━━━ DATA PROVIDED ━━━
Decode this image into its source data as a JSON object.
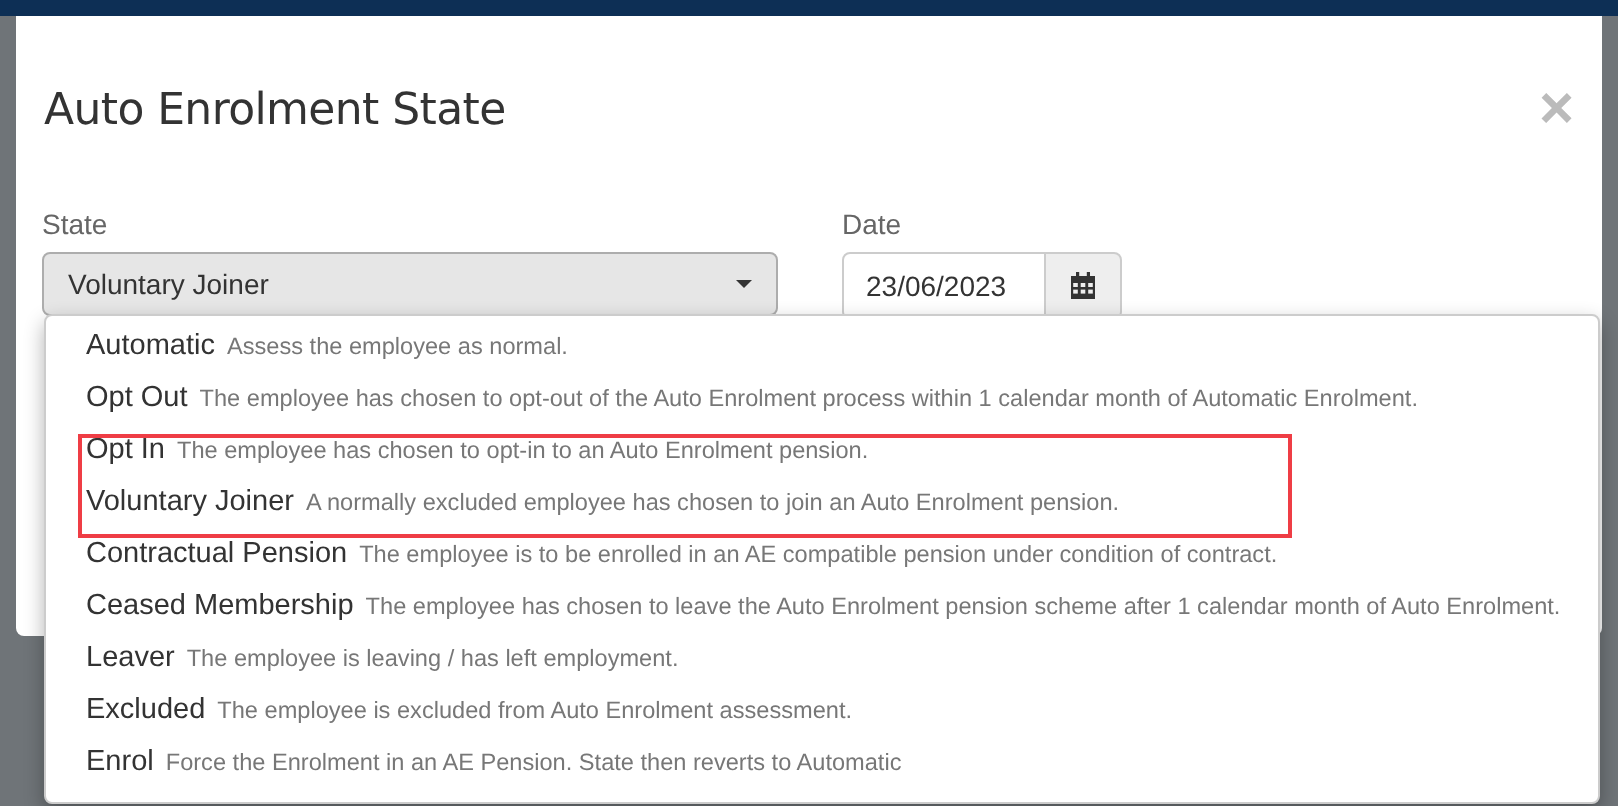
{
  "dialog": {
    "title": "Auto Enrolment State",
    "close": "×"
  },
  "state_field": {
    "label": "State",
    "value": "Voluntary Joiner"
  },
  "date_field": {
    "label": "Date",
    "value": "23/06/2023"
  },
  "options": [
    {
      "label": "Automatic",
      "description": "Assess the employee as normal.",
      "highlighted": false
    },
    {
      "label": "Opt Out",
      "description": "The employee has chosen to opt-out of the Auto Enrolment process within 1 calendar month of Automatic Enrolment.",
      "highlighted": false
    },
    {
      "label": "Opt In",
      "description": "The employee has chosen to opt-in to an Auto Enrolment pension.",
      "highlighted": true
    },
    {
      "label": "Voluntary Joiner",
      "description": "A normally excluded employee has chosen to join an Auto Enrolment pension.",
      "highlighted": true
    },
    {
      "label": "Contractual Pension",
      "description": "The employee is to be enrolled in an AE compatible pension under condition of contract.",
      "highlighted": false
    },
    {
      "label": "Ceased Membership",
      "description": "The employee has chosen to leave the Auto Enrolment pension scheme after 1 calendar month of Auto Enrolment.",
      "highlighted": false
    },
    {
      "label": "Leaver",
      "description": "The employee is leaving / has left employment.",
      "highlighted": false
    },
    {
      "label": "Excluded",
      "description": "The employee is excluded from Auto Enrolment assessment.",
      "highlighted": false
    },
    {
      "label": "Enrol",
      "description": "Force the Enrolment in an AE Pension. State then reverts to Automatic",
      "highlighted": false
    }
  ]
}
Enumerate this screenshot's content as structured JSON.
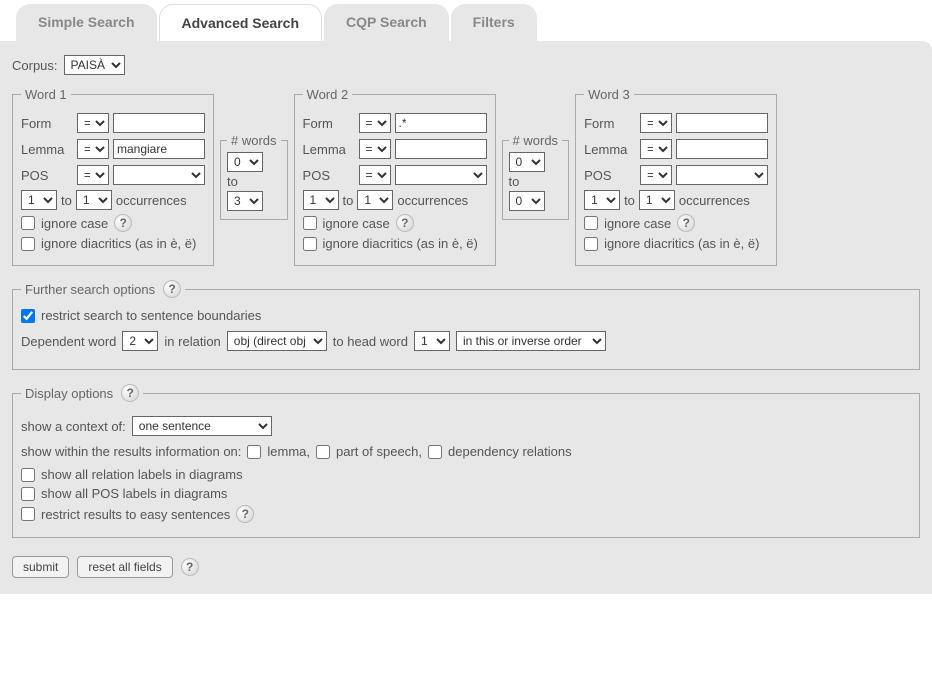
━━━
:: EXERCISE REQUIREMENTS ::
Every line is to be duplicated exactly, though pictures stay out.

:: SOLUTION TO THE PROBLEM ::
Decode this image into its source data as a JSON object.
{
  "dialog": {
    "title": "Auto Enrolment State",
    "close": "×"
  },
  "state_field": {
    "label": "State",
    "value": "Voluntary Joiner"
  },
  "date_field": {
    "label": "Date",
    "value": "23/06/2023"
  },
  "options": [
    {
      "label": "Automatic",
      "description": "Assess the employee as normal.",
      "highlighted": false
    },
    {
      "label": "Opt Out",
      "description": "The employee has chosen to opt-out of the Auto Enrolment process within 1 calendar month of Automatic Enrolment.",
      "highlighted": false
    },
    {
      "label": "Opt In",
      "description": "The employee has chosen to opt-in to an Auto Enrolment pension.",
      "highlighted": true
    },
    {
      "label": "Voluntary Joiner",
      "description": "A normally excluded employee has chosen to join an Auto Enrolment pension.",
      "highlighted": true
    },
    {
      "label": "Contractual Pension",
      "description": "The employee is to be enrolled in an AE compatible pension under condition of contract.",
      "highlighted": false
    },
    {
      "label": "Ceased Membership",
      "description": "The employee has chosen to leave the Auto Enrolment pension scheme after 1 calendar month of Auto Enrolment.",
      "highlighted": false
    },
    {
      "label": "Leaver",
      "description": "The employee is leaving / has left employment.",
      "highlighted": false
    },
    {
      "label": "Excluded",
      "description": "The employee is excluded from Auto Enrolment assessment.",
      "highlighted": false
    },
    {
      "label": "Enrol",
      "description": "Force the Enrolment in an AE Pension. State then reverts to Automatic",
      "highlighted": false
    }
  ]
}
Enumerate this screenshot's content as structured JSON.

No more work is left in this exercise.